Method for Producing Hydrogen and/or Other Gases from Steel Plant Wastes and Waste Heat

Abstract

A method for producing hydrogen and/or other gases from steel plant wastes and waste heat is disclosed. The method comprises the steps of providing molten waste from steel plant like molten slag in a reactor. The molten slag is contacted with water and/or steam in the presence of a reducing agent to form a stream of hydrogen and/or other gases. The hydrogen and/or other gases can then be extracted from the stream of gases from the reactor.

Description

FIELD OF APPLICATION

The present invention relates to a method for producing hydrogen and/or other gases from steel plant wastes and waste heat. The gas stream produced may also comprise hydrogen, carbon monoxide and other gases.

BACKGROUND OF THE INVENTION

With the increasing use and depletion of non-renewable sources of energy, such as petroleum, natural gas and coal, hydrogen is being increasingly looked upon as a viable alternative fuel. Quite a few processes exist for separation and collection of hydrogen gas. Among these the most popular are electrolysis and the use of high temperatures of nuclear reactors or petroleum processing plants to split water (H₂O) into hydrogen and oxygen. These processes are expensive as they involve use of electricity or other chemicals such as sulphuric acid, hydrogen iodide, metallic zinc and zinc oxide, which need closed-loop regeneration and handling. This makes the production of hydrogen a costly process.

○ ○ ○ ○

* [What this exercise asks]
1. Please reproduce the hydrogen patent text between "FIELD OF APPLICATION" and "and other gases.", inclusive.
2. In the hydrogen patent text, what is the molten slag brought into contact with to form the gas stream?
3. Render this sentence from the hydrogen patent text in Spanish: "Quite a few processes exist for separation and collection of hydrogen gas."

* [Supplied records]

○ ○ ○ ○

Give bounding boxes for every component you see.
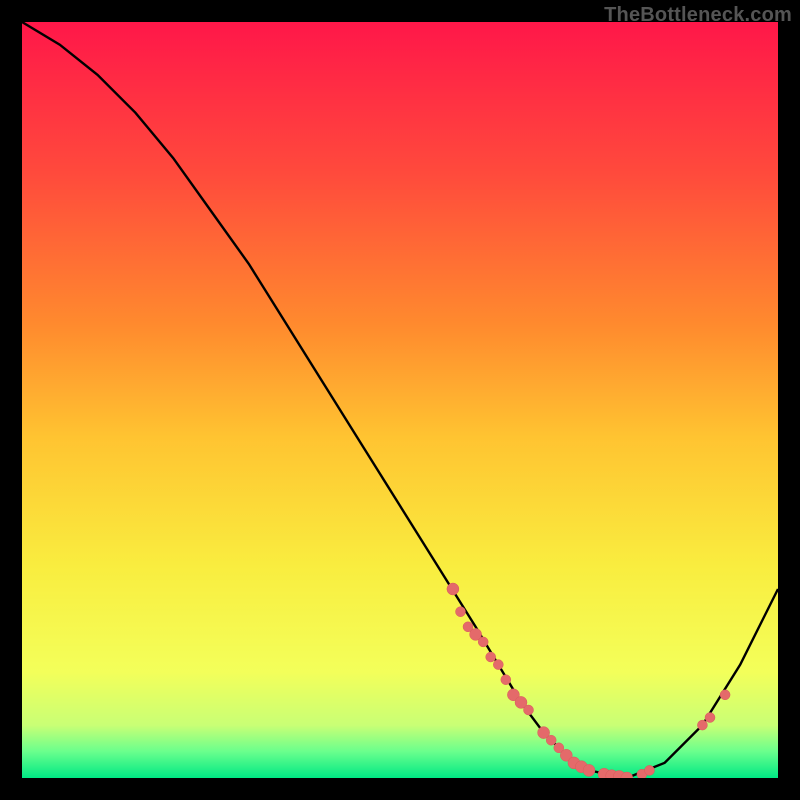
chart-overlay [22, 22, 778, 778]
plot-area [22, 22, 778, 778]
data-point [493, 660, 503, 670]
data-point [645, 765, 655, 775]
data-point [720, 690, 730, 700]
data-point [583, 764, 595, 776]
data-points-group [447, 583, 730, 778]
data-point [705, 713, 715, 723]
data-point [697, 720, 707, 730]
data-point [447, 583, 459, 595]
data-point [501, 675, 511, 685]
data-point [546, 735, 556, 745]
data-point [486, 652, 496, 662]
data-point [524, 705, 534, 715]
chart-frame: TheBottleneck.com [0, 0, 800, 800]
watermark-label: TheBottleneck.com [604, 4, 792, 27]
data-point [478, 637, 488, 647]
bottleneck-curve [22, 22, 778, 778]
data-point [456, 607, 466, 617]
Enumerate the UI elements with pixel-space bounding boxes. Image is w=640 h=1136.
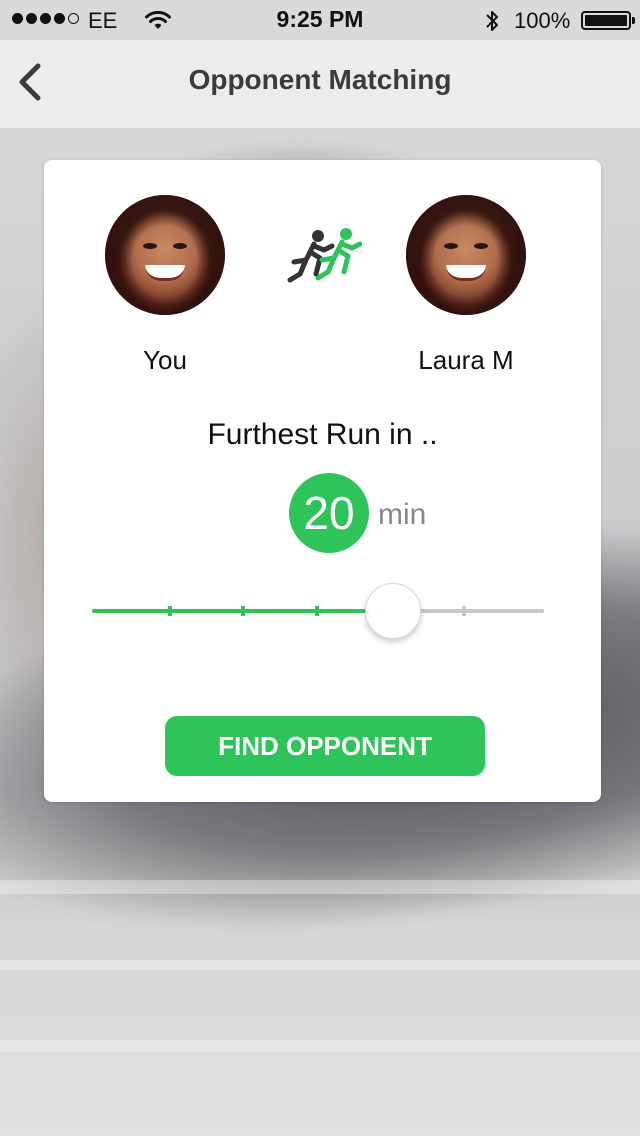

○ ○ ○ ○

* [Task-by-task solutions]
1.
FIELD OF APPLICATION

The present invention relates to a method for producing hydrogen and/or other gases from steel plant wastes and waste heat. The gas stream produced may also comprise hydrogen, carbon monoxide and other gases.

2. Water and/or steam, in the presence of a reducing agent.

3. Existen bastantes procesos para la separación y recolección del gas hidrógeno.